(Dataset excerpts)
::::::
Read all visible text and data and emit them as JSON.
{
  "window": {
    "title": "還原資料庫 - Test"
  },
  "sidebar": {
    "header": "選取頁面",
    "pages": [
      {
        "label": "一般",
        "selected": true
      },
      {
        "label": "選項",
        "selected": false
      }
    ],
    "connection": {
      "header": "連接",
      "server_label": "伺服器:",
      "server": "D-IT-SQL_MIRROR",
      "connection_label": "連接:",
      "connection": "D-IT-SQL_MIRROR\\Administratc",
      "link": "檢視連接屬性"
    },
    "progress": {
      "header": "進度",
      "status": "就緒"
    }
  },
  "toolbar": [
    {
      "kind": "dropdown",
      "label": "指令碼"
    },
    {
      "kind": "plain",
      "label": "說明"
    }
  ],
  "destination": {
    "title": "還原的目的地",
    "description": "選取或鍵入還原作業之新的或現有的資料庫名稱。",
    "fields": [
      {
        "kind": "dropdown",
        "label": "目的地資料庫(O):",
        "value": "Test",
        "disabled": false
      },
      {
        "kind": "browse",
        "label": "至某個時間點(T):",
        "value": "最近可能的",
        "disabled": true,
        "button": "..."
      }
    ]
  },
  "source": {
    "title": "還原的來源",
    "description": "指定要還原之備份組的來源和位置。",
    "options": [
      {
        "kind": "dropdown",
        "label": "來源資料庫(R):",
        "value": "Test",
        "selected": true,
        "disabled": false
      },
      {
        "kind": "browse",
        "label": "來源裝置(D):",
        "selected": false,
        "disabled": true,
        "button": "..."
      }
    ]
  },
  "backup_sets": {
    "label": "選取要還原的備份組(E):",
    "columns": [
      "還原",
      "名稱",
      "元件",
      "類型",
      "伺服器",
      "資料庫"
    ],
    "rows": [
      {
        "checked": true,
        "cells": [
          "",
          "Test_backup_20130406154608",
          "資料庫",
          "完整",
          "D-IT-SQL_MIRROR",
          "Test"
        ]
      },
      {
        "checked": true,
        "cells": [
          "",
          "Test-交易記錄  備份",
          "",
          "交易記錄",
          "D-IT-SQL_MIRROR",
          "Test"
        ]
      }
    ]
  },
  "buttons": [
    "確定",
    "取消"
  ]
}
::::::
▸ TASK TO CARRY OUT
Going through the records above, state how many lines carry "description", with no other text.

▸ IN RESPONSE
2